Find every line in the records below that holds the word "panel", and copy it out.

★ ★ ★ ★

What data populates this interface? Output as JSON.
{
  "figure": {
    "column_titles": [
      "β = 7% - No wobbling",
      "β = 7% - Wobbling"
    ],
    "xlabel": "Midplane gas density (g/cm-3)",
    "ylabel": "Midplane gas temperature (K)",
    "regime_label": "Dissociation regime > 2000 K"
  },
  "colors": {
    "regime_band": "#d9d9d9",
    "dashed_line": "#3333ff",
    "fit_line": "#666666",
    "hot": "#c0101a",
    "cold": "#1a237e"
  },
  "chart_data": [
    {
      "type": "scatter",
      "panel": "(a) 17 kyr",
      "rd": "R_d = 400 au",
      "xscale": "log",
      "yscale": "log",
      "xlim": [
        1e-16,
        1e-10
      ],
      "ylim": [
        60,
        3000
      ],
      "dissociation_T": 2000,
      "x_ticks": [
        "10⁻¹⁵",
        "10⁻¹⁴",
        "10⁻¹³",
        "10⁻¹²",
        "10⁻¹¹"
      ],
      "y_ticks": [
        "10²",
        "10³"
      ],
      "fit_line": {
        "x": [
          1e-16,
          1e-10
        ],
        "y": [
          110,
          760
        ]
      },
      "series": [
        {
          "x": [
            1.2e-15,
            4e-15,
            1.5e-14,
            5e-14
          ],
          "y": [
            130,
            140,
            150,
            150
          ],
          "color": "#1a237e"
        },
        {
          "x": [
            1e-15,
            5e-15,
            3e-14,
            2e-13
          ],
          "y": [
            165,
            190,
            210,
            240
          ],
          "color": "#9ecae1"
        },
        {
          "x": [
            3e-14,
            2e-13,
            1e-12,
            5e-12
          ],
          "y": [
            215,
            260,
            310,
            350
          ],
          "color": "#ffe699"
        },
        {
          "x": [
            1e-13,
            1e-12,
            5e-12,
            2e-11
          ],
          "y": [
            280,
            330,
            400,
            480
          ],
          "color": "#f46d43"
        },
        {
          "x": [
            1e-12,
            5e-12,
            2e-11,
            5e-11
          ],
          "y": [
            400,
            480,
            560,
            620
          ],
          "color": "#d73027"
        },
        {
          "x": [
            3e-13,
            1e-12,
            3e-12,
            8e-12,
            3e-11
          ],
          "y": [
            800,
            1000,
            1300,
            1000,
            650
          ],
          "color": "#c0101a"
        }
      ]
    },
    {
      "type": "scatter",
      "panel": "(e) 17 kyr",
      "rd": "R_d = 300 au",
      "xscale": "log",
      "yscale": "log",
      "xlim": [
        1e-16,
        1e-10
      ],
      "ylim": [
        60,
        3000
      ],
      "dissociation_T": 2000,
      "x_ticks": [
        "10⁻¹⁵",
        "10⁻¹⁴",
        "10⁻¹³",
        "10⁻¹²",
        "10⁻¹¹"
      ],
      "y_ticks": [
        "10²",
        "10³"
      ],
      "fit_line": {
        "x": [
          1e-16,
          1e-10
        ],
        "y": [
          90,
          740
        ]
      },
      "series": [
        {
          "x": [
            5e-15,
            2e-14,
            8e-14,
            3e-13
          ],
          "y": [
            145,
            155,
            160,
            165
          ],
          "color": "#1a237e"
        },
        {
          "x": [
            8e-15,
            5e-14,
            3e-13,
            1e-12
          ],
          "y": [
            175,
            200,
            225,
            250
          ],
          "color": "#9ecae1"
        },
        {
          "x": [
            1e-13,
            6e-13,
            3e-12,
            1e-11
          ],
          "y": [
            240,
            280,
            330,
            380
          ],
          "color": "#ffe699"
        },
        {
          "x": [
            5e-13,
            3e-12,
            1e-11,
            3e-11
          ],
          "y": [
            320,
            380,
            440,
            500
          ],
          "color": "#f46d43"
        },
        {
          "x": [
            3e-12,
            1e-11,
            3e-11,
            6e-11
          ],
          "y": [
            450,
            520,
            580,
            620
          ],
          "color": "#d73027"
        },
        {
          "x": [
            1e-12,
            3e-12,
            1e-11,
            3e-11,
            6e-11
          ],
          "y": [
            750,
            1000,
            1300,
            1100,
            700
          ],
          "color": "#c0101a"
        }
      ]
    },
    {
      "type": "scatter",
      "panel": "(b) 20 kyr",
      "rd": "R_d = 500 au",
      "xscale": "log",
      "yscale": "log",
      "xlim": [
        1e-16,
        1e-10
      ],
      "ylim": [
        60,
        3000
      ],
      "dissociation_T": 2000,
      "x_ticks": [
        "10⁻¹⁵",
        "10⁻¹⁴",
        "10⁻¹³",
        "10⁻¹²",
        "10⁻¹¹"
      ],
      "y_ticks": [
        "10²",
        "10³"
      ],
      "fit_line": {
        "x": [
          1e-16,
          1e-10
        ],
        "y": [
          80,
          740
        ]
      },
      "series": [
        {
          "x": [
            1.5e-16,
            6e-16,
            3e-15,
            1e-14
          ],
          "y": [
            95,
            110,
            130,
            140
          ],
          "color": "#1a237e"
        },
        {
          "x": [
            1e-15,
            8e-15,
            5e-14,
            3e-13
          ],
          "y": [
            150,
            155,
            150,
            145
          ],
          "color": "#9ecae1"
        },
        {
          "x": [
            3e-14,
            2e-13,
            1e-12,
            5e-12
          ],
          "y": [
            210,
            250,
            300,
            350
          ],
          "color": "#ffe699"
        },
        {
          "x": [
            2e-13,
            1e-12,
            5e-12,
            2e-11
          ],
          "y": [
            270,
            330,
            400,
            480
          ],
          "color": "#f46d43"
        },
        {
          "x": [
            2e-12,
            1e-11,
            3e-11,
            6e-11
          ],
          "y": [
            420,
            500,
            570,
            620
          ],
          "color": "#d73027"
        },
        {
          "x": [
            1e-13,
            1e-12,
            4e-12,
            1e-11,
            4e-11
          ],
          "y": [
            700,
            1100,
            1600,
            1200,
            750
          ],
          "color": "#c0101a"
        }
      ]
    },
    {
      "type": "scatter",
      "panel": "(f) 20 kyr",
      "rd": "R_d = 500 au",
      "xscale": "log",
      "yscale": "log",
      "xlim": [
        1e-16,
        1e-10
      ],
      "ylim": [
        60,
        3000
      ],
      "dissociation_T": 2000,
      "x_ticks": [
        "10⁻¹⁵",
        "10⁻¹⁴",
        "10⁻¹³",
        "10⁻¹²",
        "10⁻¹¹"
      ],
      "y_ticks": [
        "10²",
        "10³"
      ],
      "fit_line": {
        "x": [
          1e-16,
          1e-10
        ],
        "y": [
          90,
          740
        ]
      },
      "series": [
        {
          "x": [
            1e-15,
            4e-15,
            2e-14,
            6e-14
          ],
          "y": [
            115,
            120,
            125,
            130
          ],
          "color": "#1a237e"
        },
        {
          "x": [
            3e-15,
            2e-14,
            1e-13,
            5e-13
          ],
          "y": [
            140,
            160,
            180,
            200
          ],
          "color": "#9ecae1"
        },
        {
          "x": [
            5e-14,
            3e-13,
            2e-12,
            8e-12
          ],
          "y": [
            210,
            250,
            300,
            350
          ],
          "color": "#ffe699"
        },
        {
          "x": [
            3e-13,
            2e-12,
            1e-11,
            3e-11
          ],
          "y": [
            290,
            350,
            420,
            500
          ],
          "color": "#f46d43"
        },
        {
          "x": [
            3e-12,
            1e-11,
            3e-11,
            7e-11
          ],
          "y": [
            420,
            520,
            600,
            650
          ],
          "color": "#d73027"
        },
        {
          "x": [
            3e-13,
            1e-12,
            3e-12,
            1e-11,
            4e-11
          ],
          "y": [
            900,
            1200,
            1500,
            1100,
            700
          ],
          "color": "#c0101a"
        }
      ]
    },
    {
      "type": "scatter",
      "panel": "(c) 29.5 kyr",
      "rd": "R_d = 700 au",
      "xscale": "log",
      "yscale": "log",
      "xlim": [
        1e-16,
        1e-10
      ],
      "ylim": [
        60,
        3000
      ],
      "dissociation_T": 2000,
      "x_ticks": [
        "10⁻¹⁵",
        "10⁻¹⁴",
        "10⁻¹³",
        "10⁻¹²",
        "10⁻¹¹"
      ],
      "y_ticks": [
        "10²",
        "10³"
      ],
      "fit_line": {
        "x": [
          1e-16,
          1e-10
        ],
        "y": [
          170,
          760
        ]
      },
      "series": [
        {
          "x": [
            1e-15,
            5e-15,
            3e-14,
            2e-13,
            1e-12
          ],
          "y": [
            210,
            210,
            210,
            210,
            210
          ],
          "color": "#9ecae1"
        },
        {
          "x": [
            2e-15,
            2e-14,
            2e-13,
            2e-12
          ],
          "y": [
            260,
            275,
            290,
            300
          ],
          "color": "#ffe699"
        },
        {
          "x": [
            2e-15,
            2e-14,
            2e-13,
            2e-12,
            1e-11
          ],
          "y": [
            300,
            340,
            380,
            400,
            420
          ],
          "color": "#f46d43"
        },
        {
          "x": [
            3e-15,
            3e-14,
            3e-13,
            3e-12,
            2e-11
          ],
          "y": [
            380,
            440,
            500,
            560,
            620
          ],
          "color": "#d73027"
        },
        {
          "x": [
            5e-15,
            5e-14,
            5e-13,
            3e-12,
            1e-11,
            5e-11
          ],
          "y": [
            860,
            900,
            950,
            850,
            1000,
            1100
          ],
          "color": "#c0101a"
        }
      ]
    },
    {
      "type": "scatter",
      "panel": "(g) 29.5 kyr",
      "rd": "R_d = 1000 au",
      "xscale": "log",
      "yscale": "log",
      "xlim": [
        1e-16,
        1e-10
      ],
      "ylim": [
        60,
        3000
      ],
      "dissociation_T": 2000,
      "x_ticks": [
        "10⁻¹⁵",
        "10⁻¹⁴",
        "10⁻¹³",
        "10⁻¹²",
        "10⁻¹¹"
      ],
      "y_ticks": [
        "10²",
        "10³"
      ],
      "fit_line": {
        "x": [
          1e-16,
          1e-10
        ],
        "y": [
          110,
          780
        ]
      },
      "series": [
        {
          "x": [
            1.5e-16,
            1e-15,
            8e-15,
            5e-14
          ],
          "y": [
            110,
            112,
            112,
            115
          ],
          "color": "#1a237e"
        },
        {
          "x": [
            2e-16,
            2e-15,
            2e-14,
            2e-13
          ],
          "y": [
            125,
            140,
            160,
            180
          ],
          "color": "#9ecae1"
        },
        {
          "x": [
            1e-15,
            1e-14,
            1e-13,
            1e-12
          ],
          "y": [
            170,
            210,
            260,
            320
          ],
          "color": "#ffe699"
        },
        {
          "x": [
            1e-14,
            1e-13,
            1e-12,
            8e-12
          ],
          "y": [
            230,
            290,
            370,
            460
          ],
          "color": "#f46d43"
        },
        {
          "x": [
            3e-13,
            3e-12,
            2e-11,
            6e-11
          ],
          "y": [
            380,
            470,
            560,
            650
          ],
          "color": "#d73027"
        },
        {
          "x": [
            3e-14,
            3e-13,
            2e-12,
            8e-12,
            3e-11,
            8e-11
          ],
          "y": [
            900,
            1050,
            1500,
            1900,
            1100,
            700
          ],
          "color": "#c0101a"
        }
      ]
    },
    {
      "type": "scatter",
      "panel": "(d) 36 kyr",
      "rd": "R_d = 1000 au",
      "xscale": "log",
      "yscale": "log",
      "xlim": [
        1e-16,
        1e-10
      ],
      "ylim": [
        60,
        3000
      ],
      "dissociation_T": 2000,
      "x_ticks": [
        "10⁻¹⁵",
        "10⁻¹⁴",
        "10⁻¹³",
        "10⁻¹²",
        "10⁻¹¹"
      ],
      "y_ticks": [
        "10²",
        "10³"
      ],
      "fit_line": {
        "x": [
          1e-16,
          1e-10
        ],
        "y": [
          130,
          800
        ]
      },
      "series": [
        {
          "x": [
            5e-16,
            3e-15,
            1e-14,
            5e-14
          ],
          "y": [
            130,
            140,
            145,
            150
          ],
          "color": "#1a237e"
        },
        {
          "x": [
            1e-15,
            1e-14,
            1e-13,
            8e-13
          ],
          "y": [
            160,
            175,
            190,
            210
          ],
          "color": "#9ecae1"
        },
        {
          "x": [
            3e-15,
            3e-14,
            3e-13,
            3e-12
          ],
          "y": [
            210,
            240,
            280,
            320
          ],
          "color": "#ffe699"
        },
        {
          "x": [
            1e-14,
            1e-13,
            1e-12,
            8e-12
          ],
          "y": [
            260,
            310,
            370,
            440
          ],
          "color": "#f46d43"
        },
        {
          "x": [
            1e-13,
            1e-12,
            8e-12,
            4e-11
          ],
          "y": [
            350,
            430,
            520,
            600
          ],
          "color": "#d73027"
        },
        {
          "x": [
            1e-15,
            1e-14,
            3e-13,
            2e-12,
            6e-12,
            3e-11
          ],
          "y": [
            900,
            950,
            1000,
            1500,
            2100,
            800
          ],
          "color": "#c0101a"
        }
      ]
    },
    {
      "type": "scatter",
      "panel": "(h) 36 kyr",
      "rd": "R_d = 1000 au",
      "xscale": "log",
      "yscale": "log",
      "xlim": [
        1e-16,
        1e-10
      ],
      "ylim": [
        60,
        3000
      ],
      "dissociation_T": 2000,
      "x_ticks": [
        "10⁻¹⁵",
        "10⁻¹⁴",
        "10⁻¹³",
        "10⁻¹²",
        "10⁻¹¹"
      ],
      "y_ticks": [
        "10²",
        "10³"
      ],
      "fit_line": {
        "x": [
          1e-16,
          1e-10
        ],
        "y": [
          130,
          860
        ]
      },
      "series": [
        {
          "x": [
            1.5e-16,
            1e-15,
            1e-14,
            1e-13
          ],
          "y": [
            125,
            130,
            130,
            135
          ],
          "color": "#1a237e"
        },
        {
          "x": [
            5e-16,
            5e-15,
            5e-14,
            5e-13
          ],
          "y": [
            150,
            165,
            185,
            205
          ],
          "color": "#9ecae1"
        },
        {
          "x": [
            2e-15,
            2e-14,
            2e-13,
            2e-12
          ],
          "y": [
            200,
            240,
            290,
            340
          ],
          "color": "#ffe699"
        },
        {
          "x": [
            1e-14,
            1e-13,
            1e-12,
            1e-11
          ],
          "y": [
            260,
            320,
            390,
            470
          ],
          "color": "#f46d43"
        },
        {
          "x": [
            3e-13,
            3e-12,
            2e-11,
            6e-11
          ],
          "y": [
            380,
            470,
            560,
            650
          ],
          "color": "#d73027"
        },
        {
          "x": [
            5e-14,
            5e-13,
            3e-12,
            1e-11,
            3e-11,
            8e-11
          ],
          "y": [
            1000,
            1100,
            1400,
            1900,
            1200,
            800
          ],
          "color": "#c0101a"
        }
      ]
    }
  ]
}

★ ★ ★ ★

- **Solution to this problem**
      "panel": "(a) 17 kyr",
      "panel": "(e) 17 kyr",
      "panel": "(b) 20 kyr",
      "panel": "(f) 20 kyr",
      "panel": "(c) 29.5 kyr",
      "panel": "(g) 29.5 kyr",
      "panel": "(d) 36 kyr",
      "panel": "(h) 36 kyr",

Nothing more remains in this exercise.